◆ AIM OF THE EXERCISE
Omit the pictures, then reproduce every remaining record exactly.

◆ RECORD SET
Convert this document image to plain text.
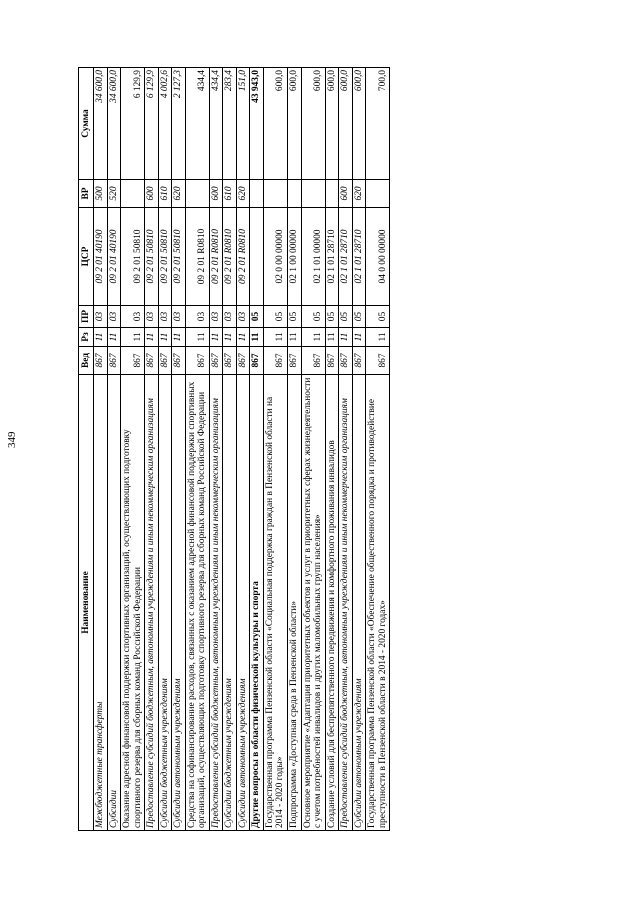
349
Наименование	Вед	Рз	ПР	ЦСР	ВР	Сумма
Межбюджетные трансферты	867	11	03	09 2 01 40190	500	34 600,0
Субсидии	867	11	03	09 2 01 40190	520	34 600,0
Оказание адресной финансовой поддержки спортивных организаций, осуществляющих подготовку спортивного резерва для сборных команд Российской Федерации	867	11	03	09 2 01 50810		6 129,9
Предоставление субсидий бюджетным, автономным учреждениям и иным некоммерческим организациям	867	11	03	09 2 01 50810	600	6 129,9
Субсидии бюджетным учреждениям	867	11	03	09 2 01 50810	610	4 002,6
Субсидии автономным учреждениям	867	11	03	09 2 01 50810	620	2 127,3
Средства на софинансирование расходов, связанных с оказанием адресной финансовой поддержки спортивных организаций, осуществляющих подготовку спортивного резерва для сборных команд Российской Федерации	867	11	03	09 2 01 R0810		434,4
Предоставление субсидий бюджетным, автономным учреждениям и иным некоммерческим организациям	867	11	03	09 2 01 R0810	600	434,4
Субсидии бюджетным учреждениям	867	11	03	09 2 01 R0810	610	283,4
Субсидии автономным учреждениям	867	11	03	09 2 01 R0810	620	151,0
Другие вопросы в области физической культуры и спорта	867	11	05			43 943,0
Государственная программа Пензенской области «Социальная поддержка граждан в Пензенской области на 2014 - 2020 годы»	867	11	05	02 0 00 00000		600,0
Подпрограмма «Доступная среда в Пензенской области»	867	11	05	02 1 00 00000		600,0
Основное мероприятие «Адаптация приоритетных объектов и услуг в приоритетных сферах жизнедеятельности с учетом потребностей инвалидов и других маломобильных групп населения»	867	11	05	02 1 01 00000		600,0
Создание условий для беспрепятственного передвижения и комфортного проживания инвалидов	867	11	05	02 1 01 28710		600,0
Предоставление субсидий бюджетным, автономным учреждениям и иным некоммерческим организациям	867	11	05	02 1 01 28710	600	600,0
Субсидии автономным учреждениям	867	11	05	02 1 01 28710	620	600,0
Государственная программа Пензенской области «Обеспечение общественного порядка и противодействие преступности в Пензенской области в 2014 - 2020 годах»	867	11	05	04 0 00 00000		700,0
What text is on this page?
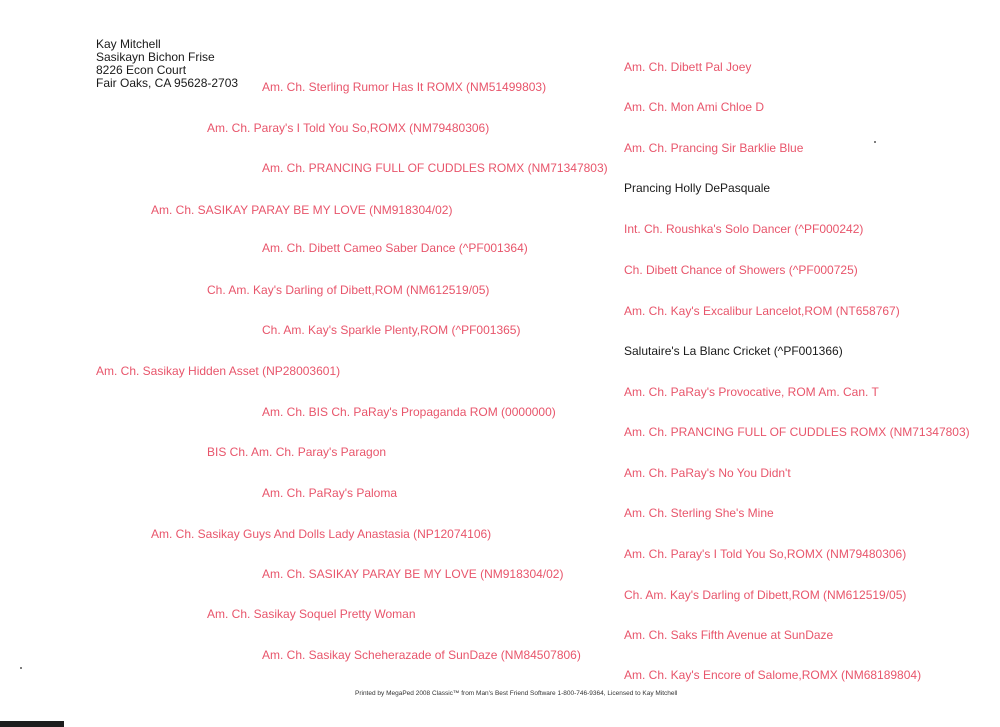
Kay Mitchell
Sasikayn Bichon Frise
8226 Econ Court
Fair Oaks, CA 95628-2703 Am. Ch. Sterling Rumor Has It ROMX (NM51499803)
Am. Ch. Paray's I Told You So,ROMX (NM79480306)
Am. Ch. PRANCING FULL OF CUDDLES ROMX (NM71347803)
Am. Ch. SASIKAY PARAY BE MY LOVE (NM918304/02)
Am. Ch. Dibett Cameo Saber Dance (^PF001364)
Ch. Am. Kay's Darling of Dibett,ROM (NM612519/05)
Ch. Am. Kay's Sparkle Plenty,ROM (^PF001365)
Am. Ch. Sasikay Hidden Asset (NP28003601)
Am. Ch. BIS Ch. PaRay's Propaganda ROM (0000000)
BIS Ch. Am. Ch. Paray's Paragon
Am. Ch. PaRay's Paloma
Am. Ch. Sasikay Guys And Dolls Lady Anastasia (NP12074106)
Am. Ch. SASIKAY PARAY BE MY LOVE (NM918304/02)
Am. Ch. Sasikay Soquel Pretty Woman
Am. Ch. Sasikay Scheherazade of SunDaze (NM84507806)
Am. Ch. Dibett Pal Joey
Am. Ch. Mon Ami Chloe D
Am. Ch. Prancing Sir Barklie Blue
Prancing Holly DePasquale
Int. Ch. Roushka's Solo Dancer (^PF000242)
Ch. Dibett Chance of Showers (^PF000725)
Am. Ch. Kay's Excalibur Lancelot,ROM (NT658767)
Salutaire's La Blanc Cricket (^PF001366)
Am. Ch. PaRay's Provocative, ROM Am. Can. T
Am. Ch. PRANCING FULL OF CUDDLES ROMX (NM71347803)
Am. Ch. PaRay's No You Didn't
Am. Ch. Sterling She's Mine
Am. Ch. Paray's I Told You So,ROMX (NM79480306)
Ch. Am. Kay's Darling of Dibett,ROM (NM612519/05)
Am. Ch. Saks Fifth Avenue at SunDaze
Am. Ch. Kay's Encore of Salome,ROMX (NM68189804)
Printed by MegaPed 2008 Classic™ from Man's Best Friend Software 1-800-746-9364, Licensed to Kay Mitchell
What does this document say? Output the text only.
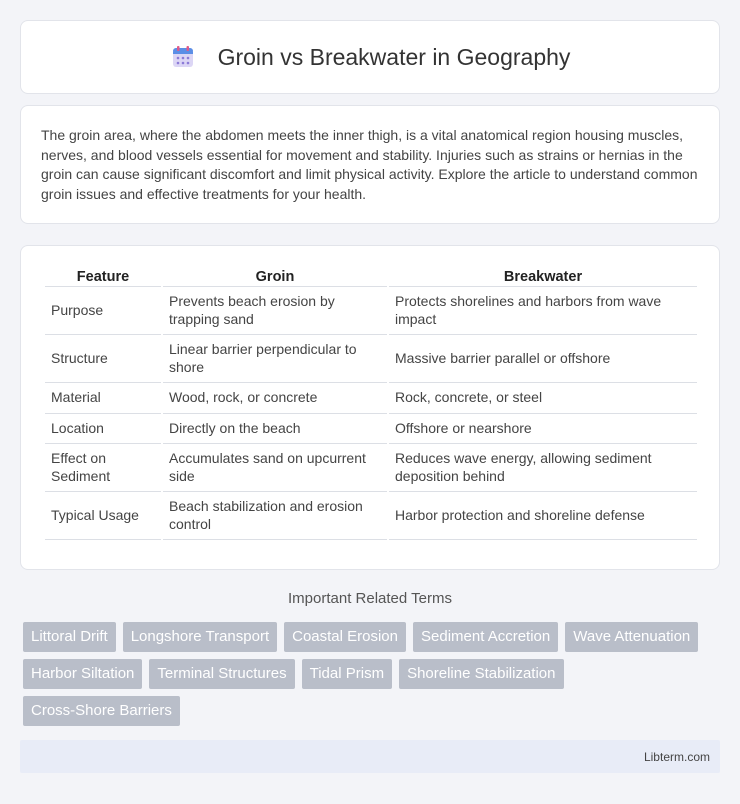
Groin vs Breakwater in Geography

The groin area, where the abdomen meets the inner thigh, is a vital anatomical region housing muscles, nerves, and blood vessels essential for movement and stability. Injuries such as strains or hernias in the groin can cause significant discomfort and limit physical activity. Explore the article to understand common groin issues and effective treatments for your health.

Feature	Groin	Breakwater
Purpose	Prevents beach erosion by trapping sand	Protects shorelines and harbors from wave impact
Structure	Linear barrier perpendicular to shore	Massive barrier parallel or offshore
Material	Wood, rock, or concrete	Rock, concrete, or steel
Location	Directly on the beach	Offshore or nearshore
Effect on Sediment	Accumulates sand on upcurrent side	Reduces wave energy, allowing sediment deposition behind
Typical Usage	Beach stabilization and erosion control	Harbor protection and shoreline defense
Important Related Terms
Littoral Drift	Longshore Transport	Coastal Erosion	Sediment Accretion	Wave Attenuation
Harbor Siltation	Terminal Structures	Tidal Prism	Shoreline Stabilization
Cross-Shore Barriers
Libterm.com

◆ OUTPUT OF THE EXERCISE
Convert this document image to plain text.
349
Наименование	Вед	Рз	ПР	ЦСР	ВР	Сумма
Межбюджетные трансферты	867	11	03	09 2 01 40190	500	34 600,0
Субсидии	867	11	03	09 2 01 40190	520	34 600,0
Оказание адресной финансовой поддержки спортивных организаций, осуществляющих подготовку спортивного резерва для сборных команд Российской Федерации	867	11	03	09 2 01 50810		6 129,9
Предоставление субсидий бюджетным, автономным учреждениям и иным некоммерческим организациям	867	11	03	09 2 01 50810	600	6 129,9
Субсидии бюджетным учреждениям	867	11	03	09 2 01 50810	610	4 002,6
Субсидии автономным учреждениям	867	11	03	09 2 01 50810	620	2 127,3
Средства на софинансирование расходов, связанных с оказанием адресной финансовой поддержки спортивных организаций, осуществляющих подготовку спортивного резерва для сборных команд Российской Федерации	867	11	03	09 2 01 R0810		434,4
Предоставление субсидий бюджетным, автономным учреждениям и иным некоммерческим организациям	867	11	03	09 2 01 R0810	600	434,4
Субсидии бюджетным учреждениям	867	11	03	09 2 01 R0810	610	283,4
Субсидии автономным учреждениям	867	11	03	09 2 01 R0810	620	151,0
Другие вопросы в области физической культуры и спорта	867	11	05			43 943,0
Государственная программа Пензенской области «Социальная поддержка граждан в Пензенской области на 2014 - 2020 годы»	867	11	05	02 0 00 00000		600,0
Подпрограмма «Доступная среда в Пензенской области»	867	11	05	02 1 00 00000		600,0
Основное мероприятие «Адаптация приоритетных объектов и услуг в приоритетных сферах жизнедеятельности с учетом потребностей инвалидов и других маломобильных групп населения»	867	11	05	02 1 01 00000		600,0
Создание условий для беспрепятственного передвижения и комфортного проживания инвалидов	867	11	05	02 1 01 28710		600,0
Предоставление субсидий бюджетным, автономным учреждениям и иным некоммерческим организациям	867	11	05	02 1 01 28710	600	600,0
Субсидии автономным учреждениям	867	11	05	02 1 01 28710	620	600,0
Государственная программа Пензенской области «Обеспечение общественного порядка и противодействие преступности в Пензенской области в 2014 - 2020 годах»	867	11	05	04 0 00 00000		700,0
What text is on this page?
Kay Mitchell
Sasikayn Bichon Frise
8226 Econ Court
Fair Oaks, CA 95628-2703 Am. Ch. Sterling Rumor Has It ROMX (NM51499803)
Am. Ch. Paray's I Told You So,ROMX (NM79480306)
Am. Ch. PRANCING FULL OF CUDDLES ROMX (NM71347803)
Am. Ch. SASIKAY PARAY BE MY LOVE (NM918304/02)
Am. Ch. Dibett Cameo Saber Dance (^PF001364)
Ch. Am. Kay's Darling of Dibett,ROM (NM612519/05)
Ch. Am. Kay's Sparkle Plenty,ROM (^PF001365)
Am. Ch. Sasikay Hidden Asset (NP28003601)
Am. Ch. BIS Ch. PaRay's Propaganda ROM (0000000)
BIS Ch. Am. Ch. Paray's Paragon
Am. Ch. PaRay's Paloma
Am. Ch. Sasikay Guys And Dolls Lady Anastasia (NP12074106)
Am. Ch. SASIKAY PARAY BE MY LOVE (NM918304/02)
Am. Ch. Sasikay Soquel Pretty Woman
Am. Ch. Sasikay Scheherazade of SunDaze (NM84507806)
Am. Ch. Dibett Pal Joey
Am. Ch. Mon Ami Chloe D
Am. Ch. Prancing Sir Barklie Blue
Prancing Holly DePasquale
Int. Ch. Roushka's Solo Dancer (^PF000242)
Ch. Dibett Chance of Showers (^PF000725)
Am. Ch. Kay's Excalibur Lancelot,ROM (NT658767)
Salutaire's La Blanc Cricket (^PF001366)
Am. Ch. PaRay's Provocative, ROM Am. Can. T
Am. Ch. PRANCING FULL OF CUDDLES ROMX (NM71347803)
Am. Ch. PaRay's No You Didn't
Am. Ch. Sterling She's Mine
Am. Ch. Paray's I Told You So,ROMX (NM79480306)
Ch. Am. Kay's Darling of Dibett,ROM (NM612519/05)
Am. Ch. Saks Fifth Avenue at SunDaze
Am. Ch. Kay's Encore of Salome,ROMX (NM68189804)
Printed by MegaPed 2008 Classic™ from Man's Best Friend Software 1-800-746-9364, Licensed to Kay Mitchell
What does this document say? Output the text only.
Groin vs Breakwater in Geography

The groin area, where the abdomen meets the inner thigh, is a vital anatomical region housing muscles, nerves, and blood vessels essential for movement and stability. Injuries such as strains or hernias in the groin can cause significant discomfort and limit physical activity. Explore the article to understand common groin issues and effective treatments for your health.

Feature	Groin	Breakwater
Purpose	Prevents beach erosion by trapping sand	Protects shorelines and harbors from wave impact
Structure	Linear barrier perpendicular to shore	Massive barrier parallel or offshore
Material	Wood, rock, or concrete	Rock, concrete, or steel
Location	Directly on the beach	Offshore or nearshore
Effect on Sediment	Accumulates sand on upcurrent side	Reduces wave energy, allowing sediment deposition behind
Typical Usage	Beach stabilization and erosion control	Harbor protection and shoreline defense
Important Related Terms
Littoral Drift	Longshore Transport	Coastal Erosion	Sediment Accretion	Wave Attenuation
Harbor Siltation	Terminal Structures	Tidal Prism	Shoreline Stabilization
Cross-Shore Barriers
Libterm.com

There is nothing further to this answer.